Dataset items:
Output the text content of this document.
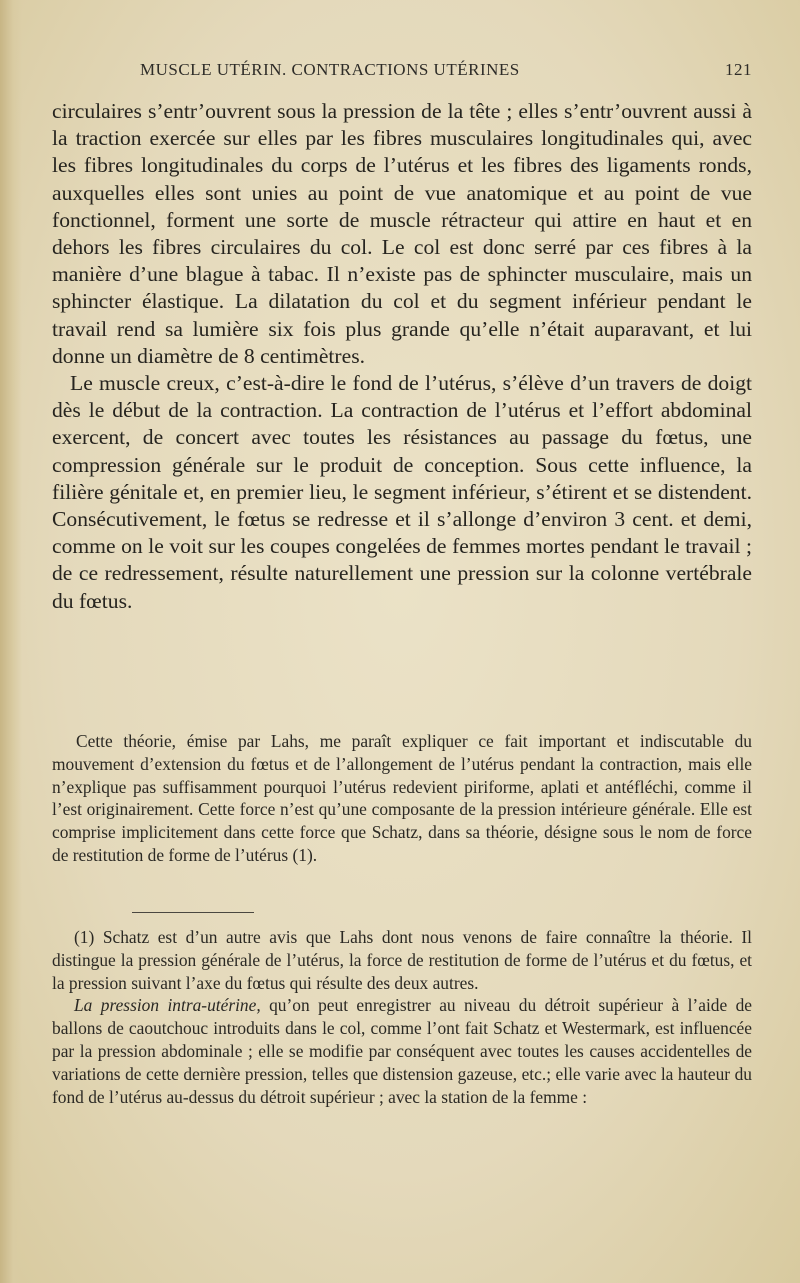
MUSCLE UTÉRIN. CONTRACTIONS UTÉRINES	121

circulaires s’entr’ouvrent sous la pression de la tête ; elles s’entr’ouvrent aussi à la traction exercée sur elles par les fibres musculaires longitudinales qui, avec les fibres longitudinales du corps de l’utérus et les fibres des ligaments ronds, auxquelles elles sont unies au point de vue anatomique et au point de vue fonctionnel, forment une sorte de muscle rétracteur qui attire en haut et en dehors les fibres circulaires du col. Le col est donc serré par ces fibres à la manière d’une blague à tabac. Il n’existe pas de sphincter musculaire, mais un sphincter élastique. La dilatation du col et du segment inférieur pendant le travail rend sa lumière six fois plus grande qu’elle n’était auparavant, et lui donne un diamètre de 8 centimètres.

Le muscle creux, c’est-à-dire le fond de l’utérus, s’élève d’un travers de doigt dès le début de la contraction. La contraction de l’utérus et l’effort abdominal exercent, de concert avec toutes les résistances au passage du fœtus, une compression générale sur le produit de conception. Sous cette influence, la filière génitale et, en premier lieu, le segment inférieur, s’étirent et se distendent. Consécutivement, le fœtus se redresse et il s’allonge d’environ 3 cent. et demi, comme on le voit sur les coupes congelées de femmes mortes pendant le travail ; de ce redressement, résulte naturellement une pression sur la colonne vertébrale du fœtus.

Cette théorie, émise par Lahs, me paraît expliquer ce fait important et indiscutable du mouvement d’extension du fœtus et de l’allongement de l’utérus pendant la contraction, mais elle n’explique pas suffisamment pourquoi l’utérus redevient piriforme, aplati et antéfléchi, comme il l’est originairement. Cette force n’est qu’une composante de la pression intérieure générale. Elle est comprise implicitement dans cette force que Schatz, dans sa théorie, désigne sous le nom de force de restitution de forme de l’utérus (1).

(1) Schatz est d’un autre avis que Lahs dont nous venons de faire connaître la théorie. Il distingue la pression générale de l’utérus, la force de restitution de forme de l’utérus et du fœtus, et la pression suivant l’axe du fœtus qui résulte des deux autres.

La pression intra-utérine, qu’on peut enregistrer au niveau du détroit supérieur à l’aide de ballons de caoutchouc introduits dans le col, comme l’ont fait Schatz et Westermark, est influencée par la pression abdominale ; elle se modifie par conséquent avec toutes les causes accidentelles de variations de cette dernière pression, telles que distension gazeuse, etc.; elle varie avec la hauteur du fond de l’utérus au-dessus du détroit supérieur ; avec la station de la femme :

Task to complete:
Locate the lines above that hold the word "force". Show every one of them.

Expected answer:
Cette théorie, émise par Lahs, me paraît expliquer ce fait important et indiscutable du mouvement d’extension du fœtus et de l’allongement de l’utérus pendant la contraction, mais elle n’explique pas suffisamment pourquoi l’utérus redevient piriforme, aplati et antéfléchi, comme il l’est originairement. Cette force n’est qu’une composante de la pression intérieure générale. Elle est comprise implicitement dans cette force que Schatz, dans sa théorie, désigne sous le nom de force de restitution de forme de l’utérus (1).
(1) Schatz est d’un autre avis que Lahs dont nous venons de faire connaître la théorie. Il distingue la pression générale de l’utérus, la force de restitution de forme de l’utérus et du fœtus, et la pression suivant l’axe du fœtus qui résulte des deux autres.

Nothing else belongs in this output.